▶ [Stated goal] In the entries below, find every line with "this" and copy it.

▶ [Data to process]

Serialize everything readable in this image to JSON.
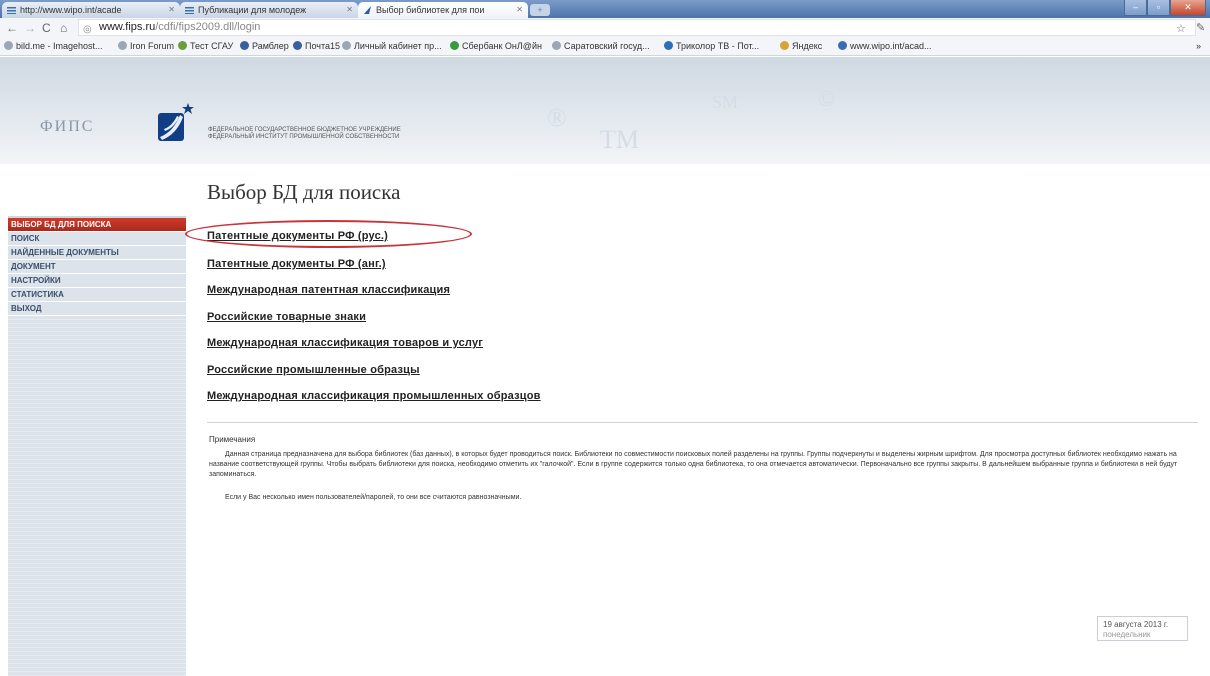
{
  "browser": {
    "tabs": [
      {
        "title": "http://www.wipo.int/acade"
      },
      {
        "title": "Публикации для молодеж"
      },
      {
        "title": "Выбор библиотек для пои"
      }
    ],
    "address": {
      "host": "www.fips.ru",
      "path": "/cdfi/fips2009.dll/login"
    },
    "bookmarks": [
      "bild.me - Imagehost...",
      "Iron Forum",
      "Тест СГАУ",
      "Рамблер",
      "Почта15",
      "Личный кабинет пр...",
      "Сбербанк ОнЛ@йн",
      "Саратовский госуд...",
      "Триколор ТВ - Пот...",
      "Яндекс",
      "www.wipo.int/acad..."
    ],
    "overflow": "»"
  },
  "header": {
    "logo_text": "ФИПС",
    "org_line1": "федеральное государственное бюджетное учреждение",
    "org_line2": "федеральный институт промышленной собственности",
    "watermarks": [
      "®",
      "TM",
      "SM",
      "©"
    ]
  },
  "page": {
    "title": "Выбор БД для поиска"
  },
  "sidebar": {
    "items": [
      {
        "label": "выбор БД для поиска"
      },
      {
        "label": "поиск"
      },
      {
        "label": "найденные документы"
      },
      {
        "label": "документ"
      },
      {
        "label": "настройки"
      },
      {
        "label": "статистика"
      },
      {
        "label": "выход"
      }
    ]
  },
  "databases": [
    "Патентные документы РФ (рус.)",
    "Патентные документы РФ (анг.)",
    "Международная патентная классификация",
    "Российские товарные знаки",
    "Международная классификация товаров и услуг",
    "Российские промышленные образцы",
    "Международная классификация промышленных образцов"
  ],
  "notes": {
    "title": "Примечания",
    "p1": "Данная страница предназначена для выбора библиотек (баз данных), в которых будет проводиться поиск. Библиотеки по совместимости поисковых полей разделены на группы. Группы подчеркнуты и выделены жирным шрифтом. Для просмотра доступных библиотек необходимо нажать на название соответствующей группы. Чтобы выбрать библиотеки для поиска, необходимо отметить их \"галочкой\". Если в группе содержится только одна библиотека, то она отмечается автоматически. Первоначально все группы закрыты. В дальнейшем выбранные группа и библиотеки в ней будут запоминаться.",
    "p2": "Если у Вас несколько имен пользователей/паролей, то они все считаются равнозначными."
  },
  "footer": {
    "date": "19 августа 2013 г.",
    "day": "понедельник"
  },
  "colors": {
    "accent": "#b8301f",
    "highlight_ellipse": "#c9343c"
  }
}
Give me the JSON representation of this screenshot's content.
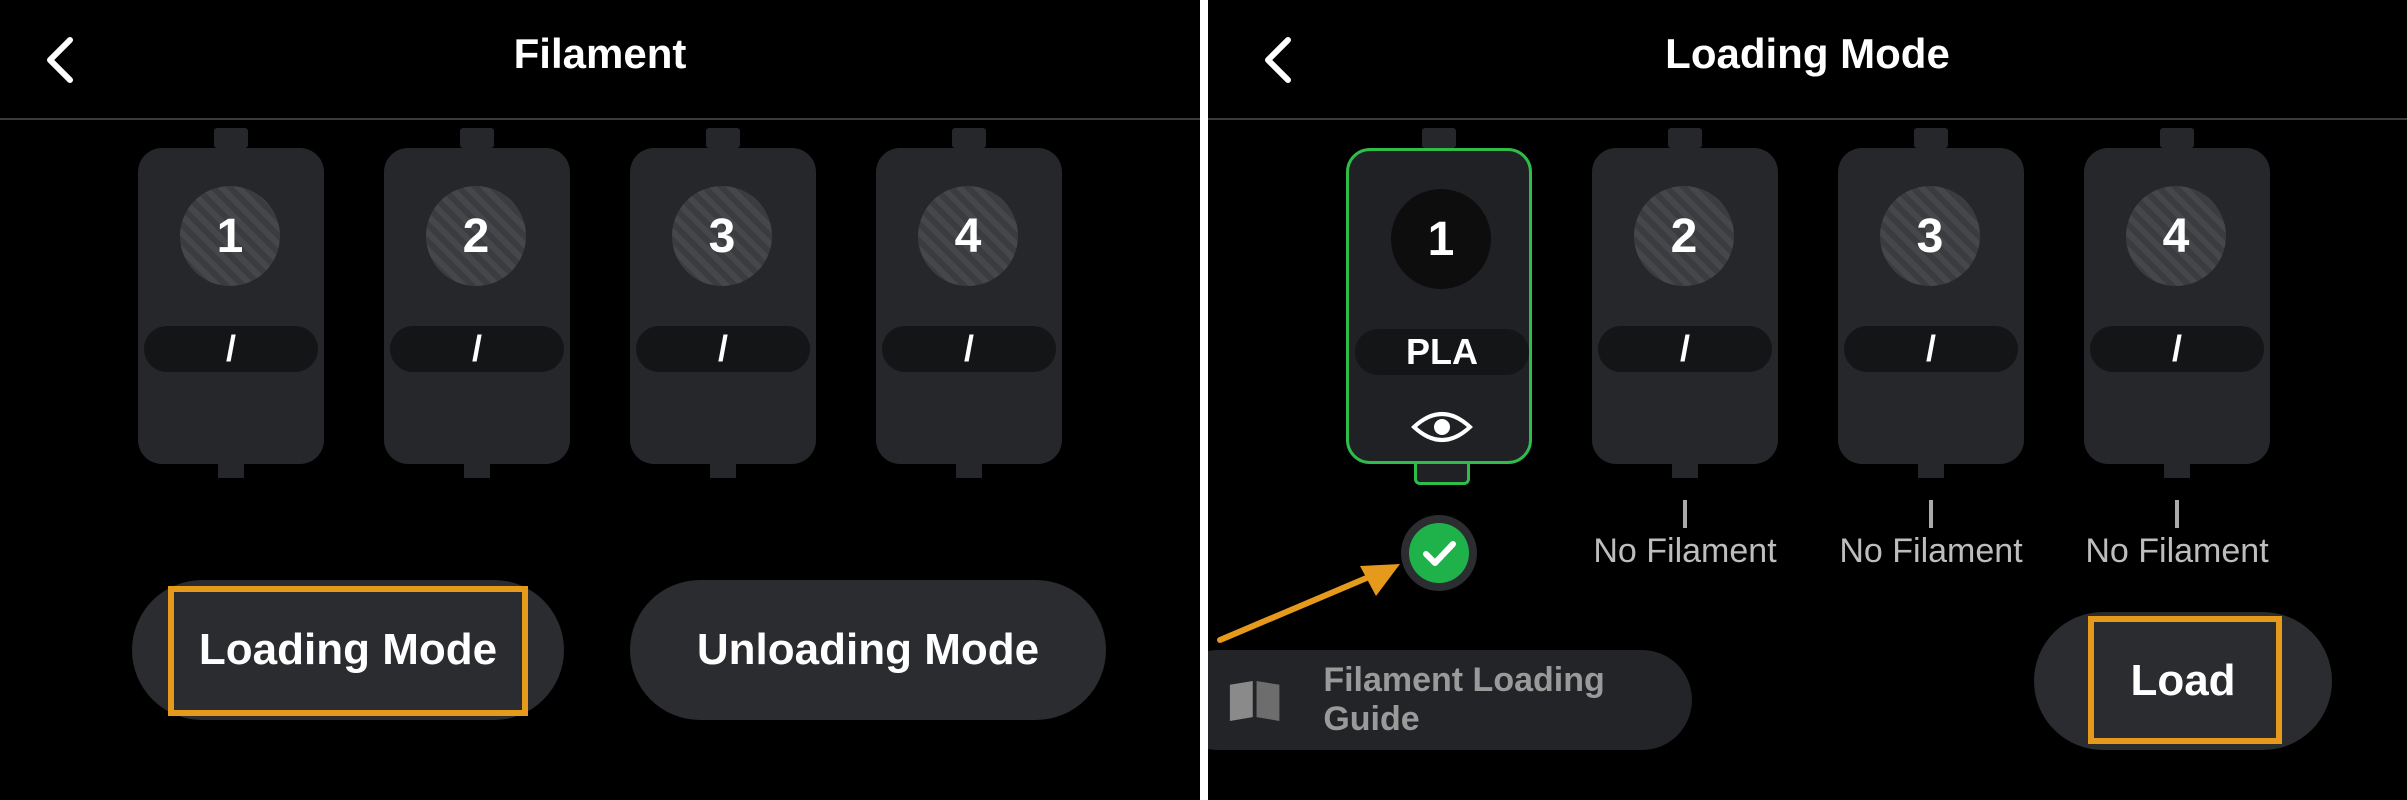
{
  "left": {
    "header": {
      "title": "Filament"
    },
    "slots": [
      {
        "number": "1",
        "material": "/"
      },
      {
        "number": "2",
        "material": "/"
      },
      {
        "number": "3",
        "material": "/"
      },
      {
        "number": "4",
        "material": "/"
      }
    ],
    "buttons": {
      "loading_mode": "Loading Mode",
      "unloading_mode": "Unloading Mode"
    }
  },
  "right": {
    "header": {
      "title": "Loading Mode"
    },
    "slots": [
      {
        "number": "1",
        "material": "PLA",
        "selected": true
      },
      {
        "number": "2",
        "material": "/",
        "status": "No Filament"
      },
      {
        "number": "3",
        "material": "/",
        "status": "No Filament"
      },
      {
        "number": "4",
        "material": "/",
        "status": "No Filament"
      }
    ],
    "guide_label": "Filament Loading Guide",
    "load_label": "Load"
  },
  "colors": {
    "accent_green": "#2ebd4a",
    "highlight_orange": "#e59a1c",
    "background": "#000000",
    "slot_body": "#25272a"
  }
}
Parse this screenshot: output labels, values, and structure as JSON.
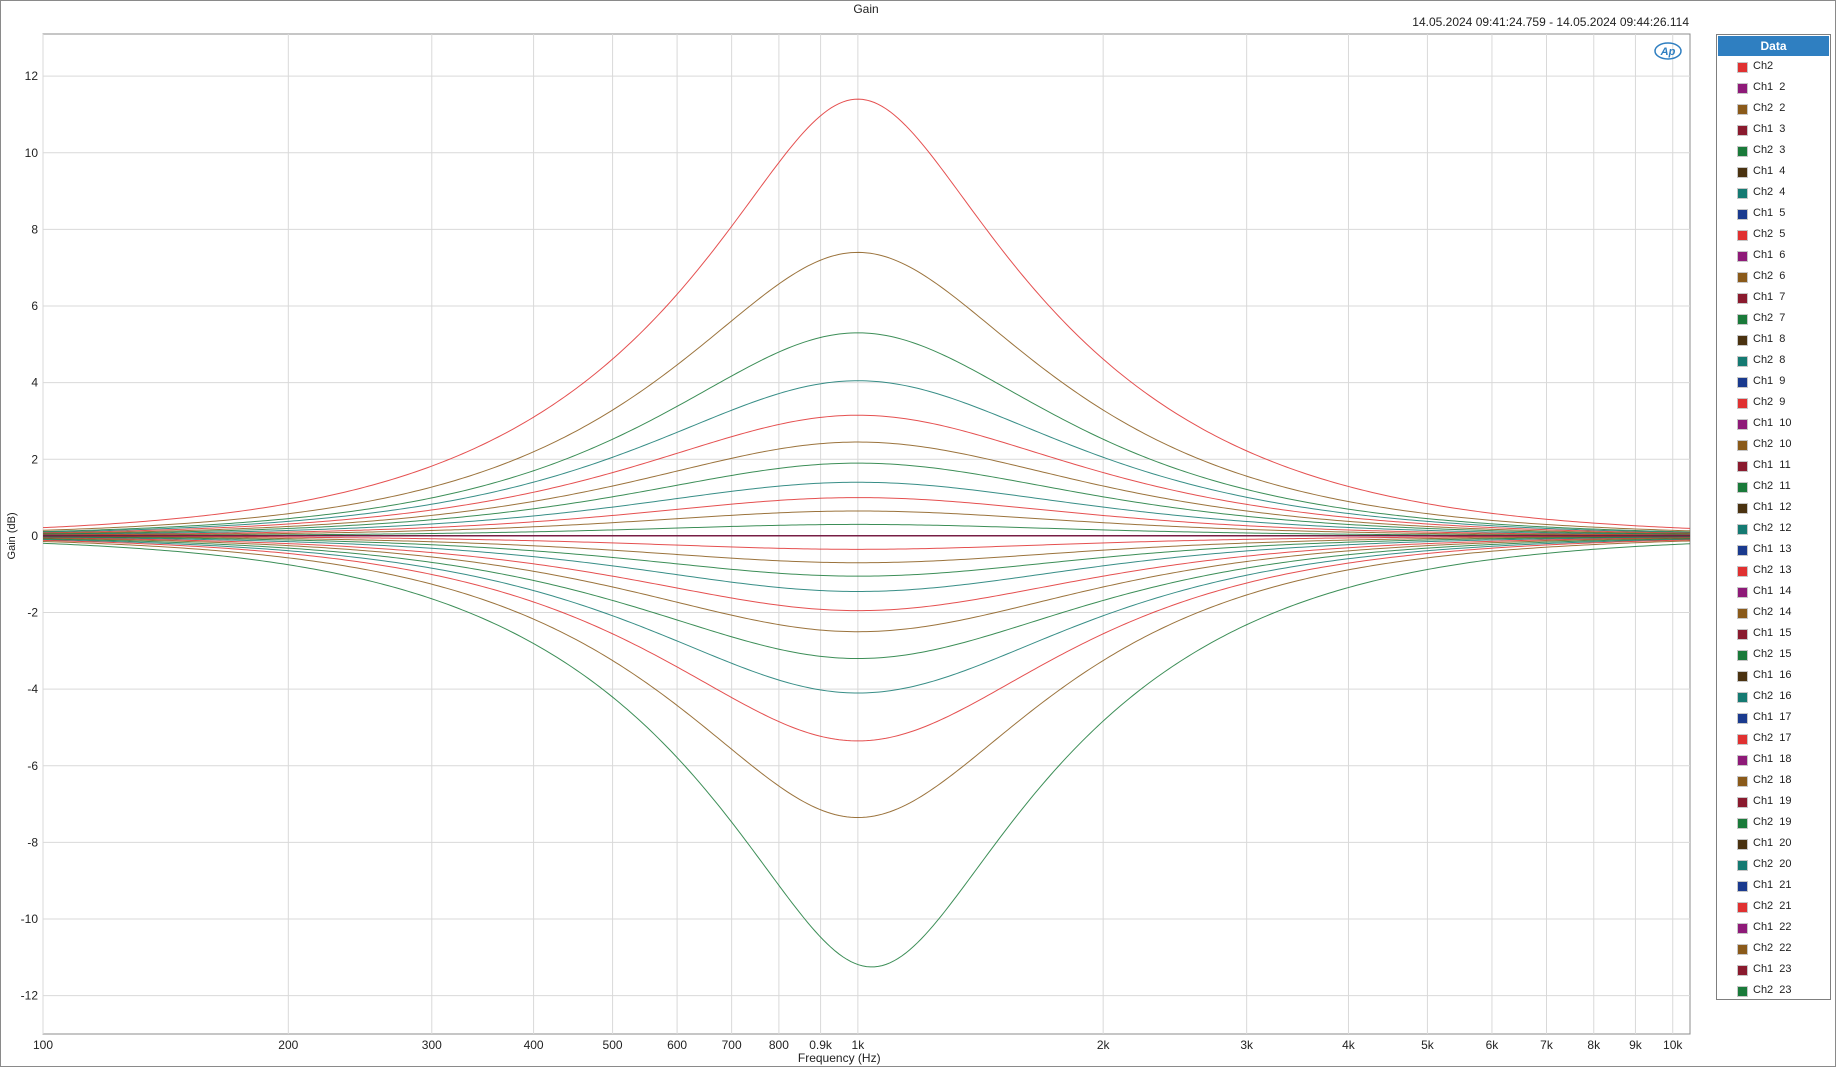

▶ [Full output]
Serialize everything readable in this image to JSON.
Give me the JSON representation of this screenshot's content.
Parse this screenshot: output labels, values, and structure as JSON.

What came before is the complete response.